(Excerpt from a dataset)
******************************
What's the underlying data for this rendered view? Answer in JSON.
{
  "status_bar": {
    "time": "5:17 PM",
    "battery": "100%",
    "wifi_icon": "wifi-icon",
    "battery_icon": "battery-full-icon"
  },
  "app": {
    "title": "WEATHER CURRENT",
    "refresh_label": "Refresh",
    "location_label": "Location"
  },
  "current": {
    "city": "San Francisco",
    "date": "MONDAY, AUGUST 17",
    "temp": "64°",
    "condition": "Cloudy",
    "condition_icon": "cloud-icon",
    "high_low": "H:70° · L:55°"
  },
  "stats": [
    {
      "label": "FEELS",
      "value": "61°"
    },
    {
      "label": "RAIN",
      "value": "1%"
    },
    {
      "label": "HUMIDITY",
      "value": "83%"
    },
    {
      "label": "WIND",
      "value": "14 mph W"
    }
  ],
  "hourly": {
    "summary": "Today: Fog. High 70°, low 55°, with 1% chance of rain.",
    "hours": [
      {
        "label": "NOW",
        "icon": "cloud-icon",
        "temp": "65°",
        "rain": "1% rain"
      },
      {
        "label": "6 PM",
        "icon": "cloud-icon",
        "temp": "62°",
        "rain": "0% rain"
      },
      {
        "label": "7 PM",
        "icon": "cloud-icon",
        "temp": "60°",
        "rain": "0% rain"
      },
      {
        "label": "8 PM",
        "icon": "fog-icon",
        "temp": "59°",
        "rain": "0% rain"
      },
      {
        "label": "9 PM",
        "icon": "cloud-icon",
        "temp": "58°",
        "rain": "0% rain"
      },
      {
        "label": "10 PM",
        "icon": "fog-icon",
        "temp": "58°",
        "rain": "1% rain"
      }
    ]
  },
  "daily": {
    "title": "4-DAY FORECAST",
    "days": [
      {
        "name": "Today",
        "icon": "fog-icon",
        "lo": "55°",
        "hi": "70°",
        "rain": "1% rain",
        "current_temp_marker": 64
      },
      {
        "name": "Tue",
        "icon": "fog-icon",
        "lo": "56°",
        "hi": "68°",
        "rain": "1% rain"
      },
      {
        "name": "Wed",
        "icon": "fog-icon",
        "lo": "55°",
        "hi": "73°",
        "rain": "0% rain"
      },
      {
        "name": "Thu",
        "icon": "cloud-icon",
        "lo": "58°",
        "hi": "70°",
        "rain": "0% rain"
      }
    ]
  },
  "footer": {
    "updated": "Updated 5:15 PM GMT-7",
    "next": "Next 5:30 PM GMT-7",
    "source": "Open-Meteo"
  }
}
******************************
▸ Task description: Pull out all lines from the listing that contain the string "value".

▸ Finished answer:
      "value": "61°"
      "value": "1%"
      "value": "83%"
      "value": "14 mph W"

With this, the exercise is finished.